# Given exercise
Set down each entry from the block beneath, exactly as written.

# Data for the task
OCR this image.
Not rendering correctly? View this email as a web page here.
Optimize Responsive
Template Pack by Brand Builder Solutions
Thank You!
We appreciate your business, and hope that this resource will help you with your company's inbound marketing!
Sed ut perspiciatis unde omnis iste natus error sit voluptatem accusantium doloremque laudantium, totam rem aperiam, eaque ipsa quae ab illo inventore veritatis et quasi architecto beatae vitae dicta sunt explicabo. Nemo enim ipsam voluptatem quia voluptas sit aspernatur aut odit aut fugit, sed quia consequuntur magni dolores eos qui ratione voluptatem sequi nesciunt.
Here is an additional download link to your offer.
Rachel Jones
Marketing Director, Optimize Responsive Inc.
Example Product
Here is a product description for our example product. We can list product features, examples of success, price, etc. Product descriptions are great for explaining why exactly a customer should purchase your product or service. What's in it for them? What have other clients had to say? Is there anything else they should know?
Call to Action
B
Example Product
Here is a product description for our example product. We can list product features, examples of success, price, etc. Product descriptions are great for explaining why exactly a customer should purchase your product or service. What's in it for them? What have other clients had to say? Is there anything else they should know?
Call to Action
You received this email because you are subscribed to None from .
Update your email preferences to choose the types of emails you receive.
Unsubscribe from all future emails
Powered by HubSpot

# Result of the exercise
OCR this image.
Not rendering correctly? View this email as a web page here.
Optimize Responsive
Template Pack by Brand Builder Solutions
Thank You!
We appreciate your business, and hope that this resource will help you with your company's inbound marketing!
Sed ut perspiciatis unde omnis iste natus error sit voluptatem accusantium doloremque laudantium, totam rem aperiam, eaque ipsa quae ab illo inventore veritatis et quasi architecto beatae vitae dicta sunt explicabo. Nemo enim ipsam voluptatem quia voluptas sit aspernatur aut odit aut fugit, sed quia consequuntur magni dolores eos qui ratione voluptatem sequi nesciunt.
Here is an additional download link to your offer.
Rachel Jones
Marketing Director, Optimize Responsive Inc.
Example Product
Here is a product description for our example product. We can list product features, examples of success, price, etc. Product descriptions are great for explaining why exactly a customer should purchase your product or service. What's in it for them? What have other clients had to say? Is there anything else they should know?
Call to Action
B
Example Product
Here is a product description for our example product. We can list product features, examples of success, price, etc. Product descriptions are great for explaining why exactly a customer should purchase your product or service. What's in it for them? What have other clients had to say? Is there anything else they should know?
Call to Action
You received this email because you are subscribed to None from .
Update your email preferences to choose the types of emails you receive.
Unsubscribe from all future emails
Powered by HubSpot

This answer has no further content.